-- Begin --

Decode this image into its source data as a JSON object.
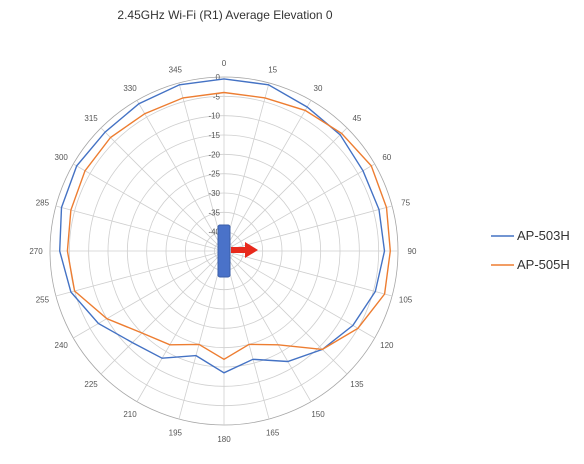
{
  "chart_data": {
    "type": "polar-line",
    "title": "2.45GHz Wi-Fi (R1) Average Elevation 0",
    "angle_labels": [
      "0",
      "15",
      "30",
      "45",
      "60",
      "75",
      "90",
      "105",
      "120",
      "135",
      "150",
      "165",
      "180",
      "195",
      "210",
      "225",
      "240",
      "255",
      "270",
      "285",
      "300",
      "315",
      "330",
      "345"
    ],
    "angles_deg": [
      0,
      15,
      30,
      45,
      60,
      75,
      90,
      105,
      120,
      135,
      150,
      165,
      180,
      195,
      210,
      225,
      240,
      255,
      270,
      285,
      300,
      315,
      330,
      345
    ],
    "radial_ticks": [
      0,
      -5,
      -10,
      -15,
      -20,
      -25,
      -30,
      -35,
      -40
    ],
    "radial_labels": [
      "0",
      "-5",
      "-10",
      "-15",
      "-20",
      "-25",
      "-30",
      "-35",
      "-40"
    ],
    "r_range": [
      -45,
      0
    ],
    "grid": true,
    "legend_position": "right",
    "series": [
      {
        "name": "AP-503H",
        "color": "#4472c4",
        "values": [
          -0.5,
          -0.5,
          -2,
          -2.5,
          -3.5,
          -3.5,
          -3.5,
          -4.5,
          -6.5,
          -9,
          -12,
          -16,
          -13.5,
          -17,
          -13,
          -11.5,
          -7.5,
          -4,
          -2.5,
          -1.5,
          -1,
          -1.5,
          -1,
          -0.5
        ]
      },
      {
        "name": "AP-505H",
        "color": "#ed7d31",
        "values": [
          -4,
          -4,
          -3,
          -2,
          -1,
          -1.5,
          -2,
          -2,
          -5,
          -9,
          -17,
          -20,
          -17,
          -20,
          -17,
          -15,
          -10,
          -5,
          -4.5,
          -4,
          -3.5,
          -3.5,
          -4,
          -4
        ]
      }
    ]
  }
}
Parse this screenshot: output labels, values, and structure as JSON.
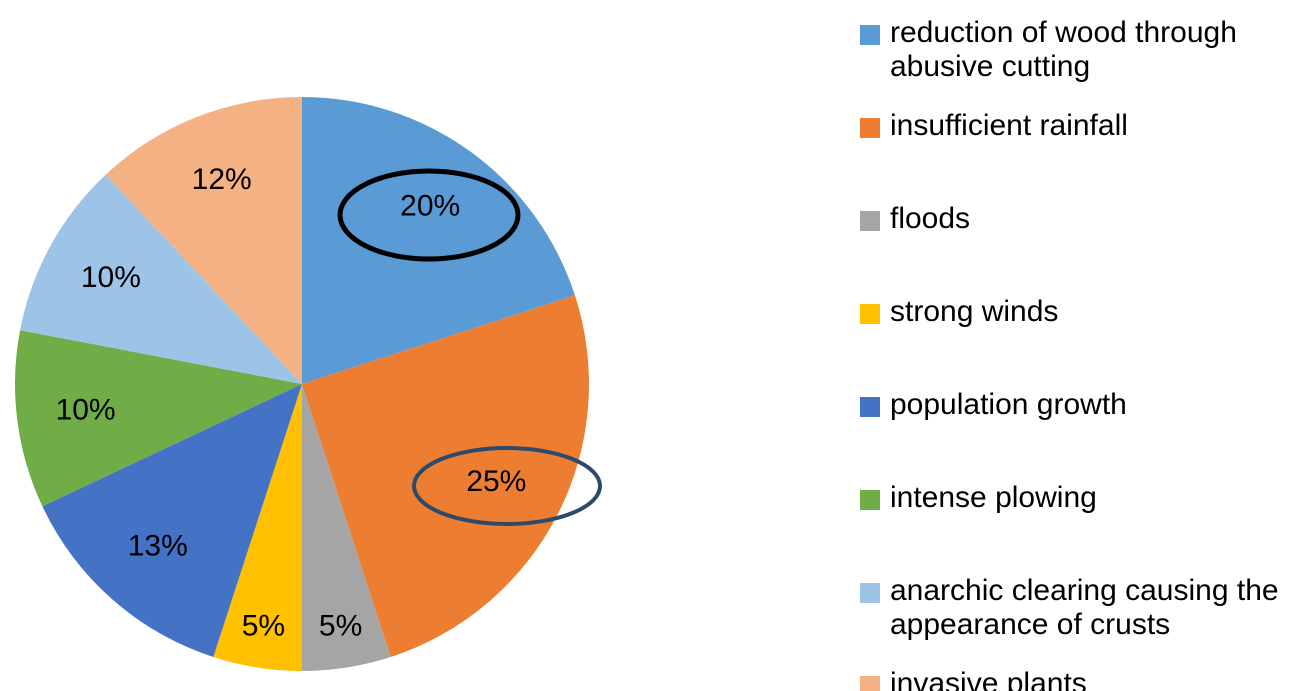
{
  "chart_data": {
    "type": "pie",
    "categories": [
      "reduction of wood through abusive cutting",
      "insufficient rainfall",
      "floods",
      "strong winds",
      "population growth",
      "intense plowing",
      "anarchic clearing causing the appearance of crusts",
      "invasive plants"
    ],
    "values": [
      20,
      25,
      5,
      5,
      13,
      10,
      10,
      12
    ],
    "value_labels": [
      "20%",
      "25%",
      "5%",
      "5%",
      "13%",
      "10%",
      "10%",
      "12%"
    ],
    "colors": [
      "#5b9bd5",
      "#ed7d31",
      "#a5a5a5",
      "#ffc000",
      "#4472c4",
      "#70ad47",
      "#9dc3e6",
      "#f4b183"
    ]
  }
}
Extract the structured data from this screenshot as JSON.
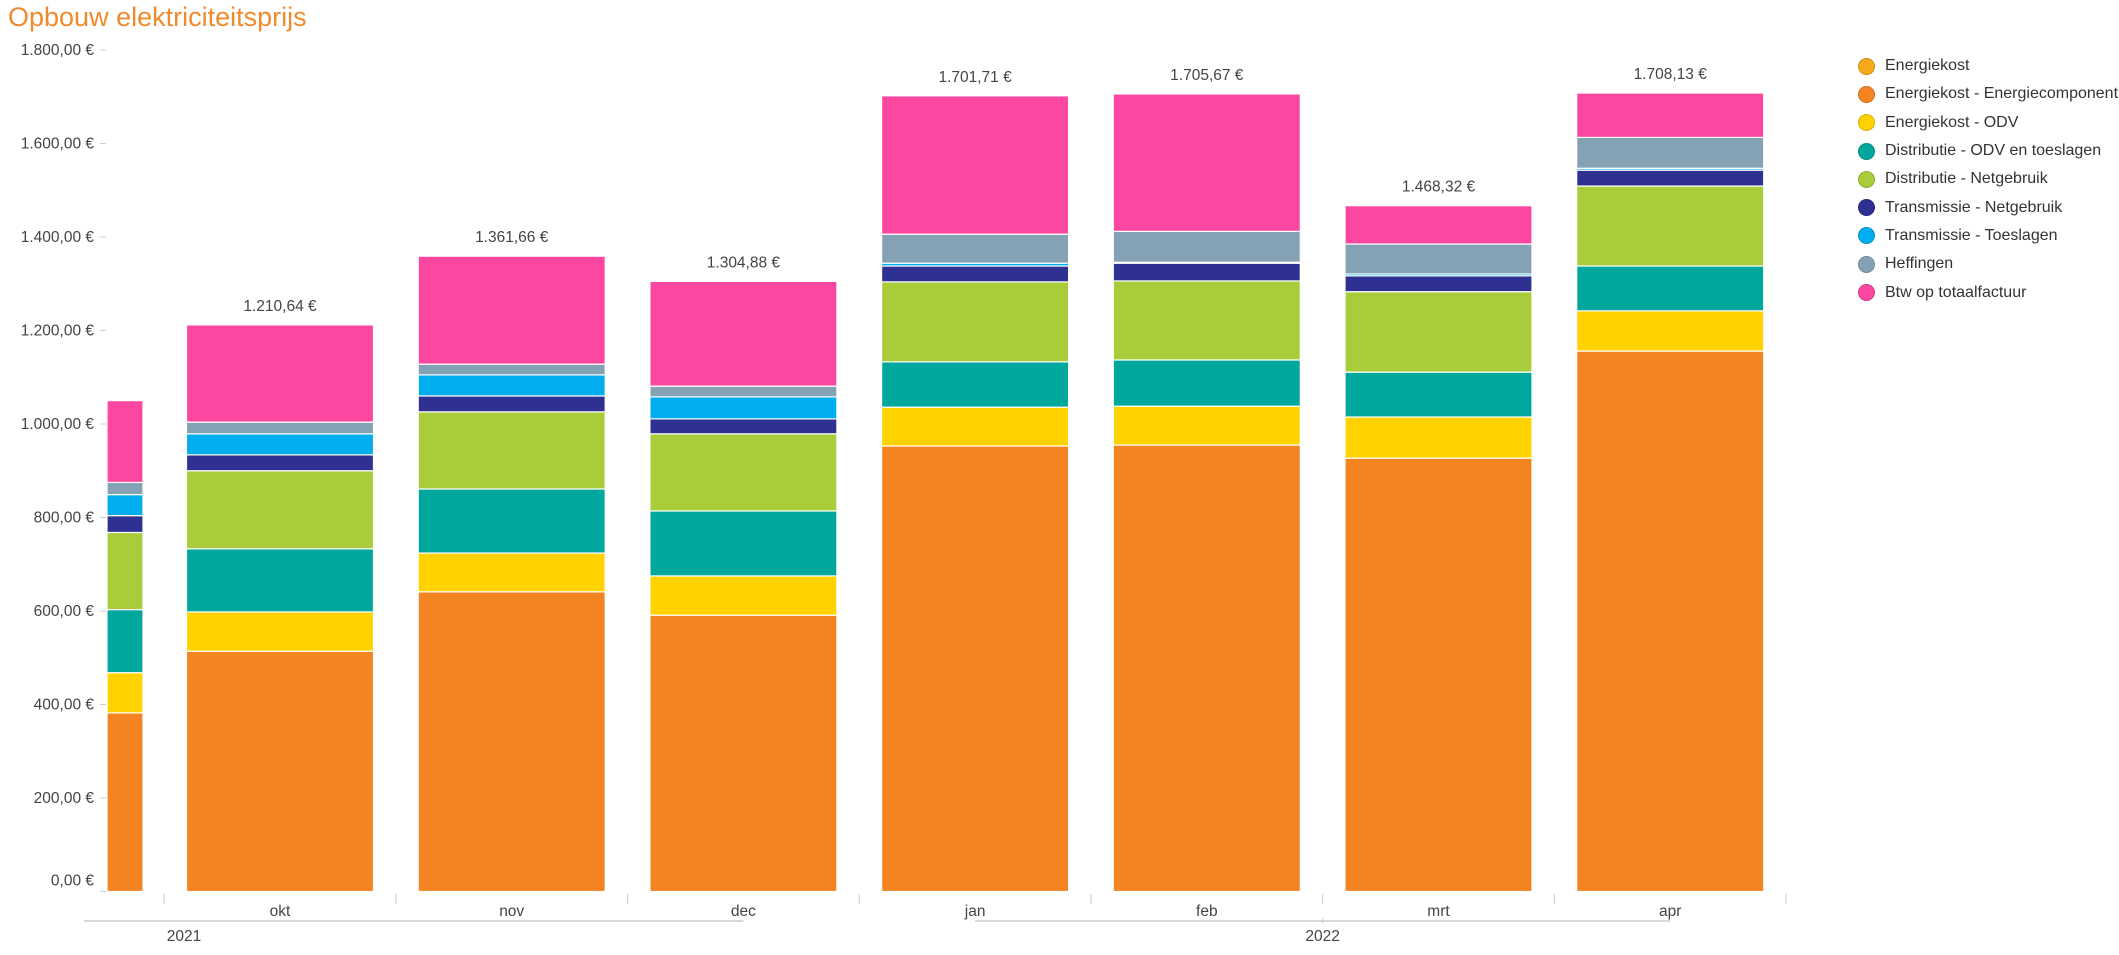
{
  "title": "Opbouw elektriciteitsprijs",
  "chart_data": {
    "type": "bar",
    "stacked": true,
    "title": "Opbouw elektriciteitsprijs",
    "xlabel": "",
    "ylabel": "",
    "ylim": [
      0,
      1800
    ],
    "yticks": [
      0,
      200,
      400,
      600,
      800,
      1000,
      1200,
      1400,
      1600,
      1800
    ],
    "ytick_labels": [
      "0,00 €",
      "200,00 €",
      "400,00 €",
      "600,00 €",
      "800,00 €",
      "1.000,00 €",
      "1.200,00 €",
      "1.400,00 €",
      "1.600,00 €",
      "1.800,00 €"
    ],
    "grid": false,
    "legend_position": "right",
    "categories": [
      "",
      "okt",
      "nov",
      "dec",
      "jan",
      "feb",
      "mrt",
      "apr"
    ],
    "year_groups": [
      {
        "label": "2021",
        "categories": [
          "",
          "okt",
          "nov",
          "dec"
        ]
      },
      {
        "label": "2022",
        "categories": [
          "jan",
          "feb",
          "mrt",
          "apr"
        ]
      }
    ],
    "totals_labels": [
      null,
      "1.210,64 €",
      "1.361,66 €",
      "1.304,88 €",
      "1.701,71 €",
      "1.705,67 €",
      "1.468,32 €",
      "1.708,13 €"
    ],
    "series": [
      {
        "name": "Energiekost",
        "color": "#F7A81B",
        "values": [
          0,
          0,
          0,
          0,
          0,
          0,
          0,
          0
        ]
      },
      {
        "name": "Energiekost - Energiecomponent",
        "color": "#F38421",
        "values": [
          382,
          514,
          641,
          591,
          953,
          955,
          927,
          1156
        ]
      },
      {
        "name": "Energiekost - ODV",
        "color": "#FFD200",
        "values": [
          86,
          84,
          83,
          84,
          83,
          83,
          88,
          86
        ]
      },
      {
        "name": "Distributie - ODV en toeslagen",
        "color": "#00A79D",
        "values": [
          135,
          135,
          137,
          139,
          97,
          99,
          96,
          96
        ]
      },
      {
        "name": "Distributie - Netgebruik",
        "color": "#A8CC3A",
        "values": [
          165,
          167,
          165,
          165,
          171,
          169,
          172,
          171
        ]
      },
      {
        "name": "Transmissie - Netgebruik",
        "color": "#2E3192",
        "values": [
          36,
          34,
          34,
          32,
          34,
          38,
          34,
          34
        ]
      },
      {
        "name": "Transmissie - Toeslagen",
        "color": "#00AEEF",
        "values": [
          45,
          45,
          45,
          47,
          6,
          2,
          4,
          4
        ]
      },
      {
        "name": "Heffingen",
        "color": "#84A2B3",
        "values": [
          26,
          25,
          23,
          23,
          62,
          66,
          64,
          66
        ]
      },
      {
        "name": "Btw op totaalfactuur",
        "color": "#FB47A0",
        "values": [
          175,
          208,
          231,
          224,
          296,
          294,
          82,
          95
        ]
      }
    ]
  }
}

-- End --

**Problem statement:** Copy all the entries word for word. Omit any pictures.

**Answer to this exercise:**
Decode this image into its source data as a JSON object.
{
  "chart_data": {
    "type": "polar-line",
    "title": "2.45GHz Wi-Fi (R1) Average Elevation 0",
    "angle_labels": [
      "0",
      "15",
      "30",
      "45",
      "60",
      "75",
      "90",
      "105",
      "120",
      "135",
      "150",
      "165",
      "180",
      "195",
      "210",
      "225",
      "240",
      "255",
      "270",
      "285",
      "300",
      "315",
      "330",
      "345"
    ],
    "angles_deg": [
      0,
      15,
      30,
      45,
      60,
      75,
      90,
      105,
      120,
      135,
      150,
      165,
      180,
      195,
      210,
      225,
      240,
      255,
      270,
      285,
      300,
      315,
      330,
      345
    ],
    "radial_ticks": [
      0,
      -5,
      -10,
      -15,
      -20,
      -25,
      -30,
      -35,
      -40
    ],
    "radial_labels": [
      "0",
      "-5",
      "-10",
      "-15",
      "-20",
      "-25",
      "-30",
      "-35",
      "-40"
    ],
    "r_range": [
      -45,
      0
    ],
    "grid": true,
    "legend_position": "right",
    "series": [
      {
        "name": "AP-503H",
        "color": "#4472c4",
        "values": [
          -0.5,
          -0.5,
          -2,
          -2.5,
          -3.5,
          -3.5,
          -3.5,
          -4.5,
          -6.5,
          -9,
          -12,
          -16,
          -13.5,
          -17,
          -13,
          -11.5,
          -7.5,
          -4,
          -2.5,
          -1.5,
          -1,
          -1.5,
          -1,
          -0.5
        ]
      },
      {
        "name": "AP-505H",
        "color": "#ed7d31",
        "values": [
          -4,
          -4,
          -3,
          -2,
          -1,
          -1.5,
          -2,
          -2,
          -5,
          -9,
          -17,
          -20,
          -17,
          -20,
          -17,
          -15,
          -10,
          -5,
          -4.5,
          -4,
          -3.5,
          -3.5,
          -4,
          -4
        ]
      }
    ]
  }
}
Parse this screenshot: output labels, values, and structure as JSON.
{
  "chart_data": {
    "type": "pie",
    "categories": [
      "reduction of wood through abusive cutting",
      "insufficient rainfall",
      "floods",
      "strong winds",
      "population growth",
      "intense plowing",
      "anarchic clearing causing the appearance of crusts",
      "invasive plants"
    ],
    "values": [
      20,
      25,
      5,
      5,
      13,
      10,
      10,
      12
    ],
    "value_labels": [
      "20%",
      "25%",
      "5%",
      "5%",
      "13%",
      "10%",
      "10%",
      "12%"
    ],
    "colors": [
      "#5b9bd5",
      "#ed7d31",
      "#a5a5a5",
      "#ffc000",
      "#4472c4",
      "#70ad47",
      "#9dc3e6",
      "#f4b183"
    ]
  }
}
Extract the structured data from this screenshot as JSON.
{
  "title": "Opbouw elektriciteitsprijs",
  "chart_data": {
    "type": "bar",
    "stacked": true,
    "title": "Opbouw elektriciteitsprijs",
    "xlabel": "",
    "ylabel": "",
    "ylim": [
      0,
      1800
    ],
    "yticks": [
      0,
      200,
      400,
      600,
      800,
      1000,
      1200,
      1400,
      1600,
      1800
    ],
    "ytick_labels": [
      "0,00 €",
      "200,00 €",
      "400,00 €",
      "600,00 €",
      "800,00 €",
      "1.000,00 €",
      "1.200,00 €",
      "1.400,00 €",
      "1.600,00 €",
      "1.800,00 €"
    ],
    "grid": false,
    "legend_position": "right",
    "categories": [
      "",
      "okt",
      "nov",
      "dec",
      "jan",
      "feb",
      "mrt",
      "apr"
    ],
    "year_groups": [
      {
        "label": "2021",
        "categories": [
          "",
          "okt",
          "nov",
          "dec"
        ]
      },
      {
        "label": "2022",
        "categories": [
          "jan",
          "feb",
          "mrt",
          "apr"
        ]
      }
    ],
    "totals_labels": [
      null,
      "1.210,64 €",
      "1.361,66 €",
      "1.304,88 €",
      "1.701,71 €",
      "1.705,67 €",
      "1.468,32 €",
      "1.708,13 €"
    ],
    "series": [
      {
        "name": "Energiekost",
        "color": "#F7A81B",
        "values": [
          0,
          0,
          0,
          0,
          0,
          0,
          0,
          0
        ]
      },
      {
        "name": "Energiekost - Energiecomponent",
        "color": "#F38421",
        "values": [
          382,
          514,
          641,
          591,
          953,
          955,
          927,
          1156
        ]
      },
      {
        "name": "Energiekost - ODV",
        "color": "#FFD200",
        "values": [
          86,
          84,
          83,
          84,
          83,
          83,
          88,
          86
        ]
      },
      {
        "name": "Distributie - ODV en toeslagen",
        "color": "#00A79D",
        "values": [
          135,
          135,
          137,
          139,
          97,
          99,
          96,
          96
        ]
      },
      {
        "name": "Distributie - Netgebruik",
        "color": "#A8CC3A",
        "values": [
          165,
          167,
          165,
          165,
          171,
          169,
          172,
          171
        ]
      },
      {
        "name": "Transmissie - Netgebruik",
        "color": "#2E3192",
        "values": [
          36,
          34,
          34,
          32,
          34,
          38,
          34,
          34
        ]
      },
      {
        "name": "Transmissie - Toeslagen",
        "color": "#00AEEF",
        "values": [
          45,
          45,
          45,
          47,
          6,
          2,
          4,
          4
        ]
      },
      {
        "name": "Heffingen",
        "color": "#84A2B3",
        "values": [
          26,
          25,
          23,
          23,
          62,
          66,
          64,
          66
        ]
      },
      {
        "name": "Btw op totaalfactuur",
        "color": "#FB47A0",
        "values": [
          175,
          208,
          231,
          224,
          296,
          294,
          82,
          95
        ]
      }
    ]
  }
}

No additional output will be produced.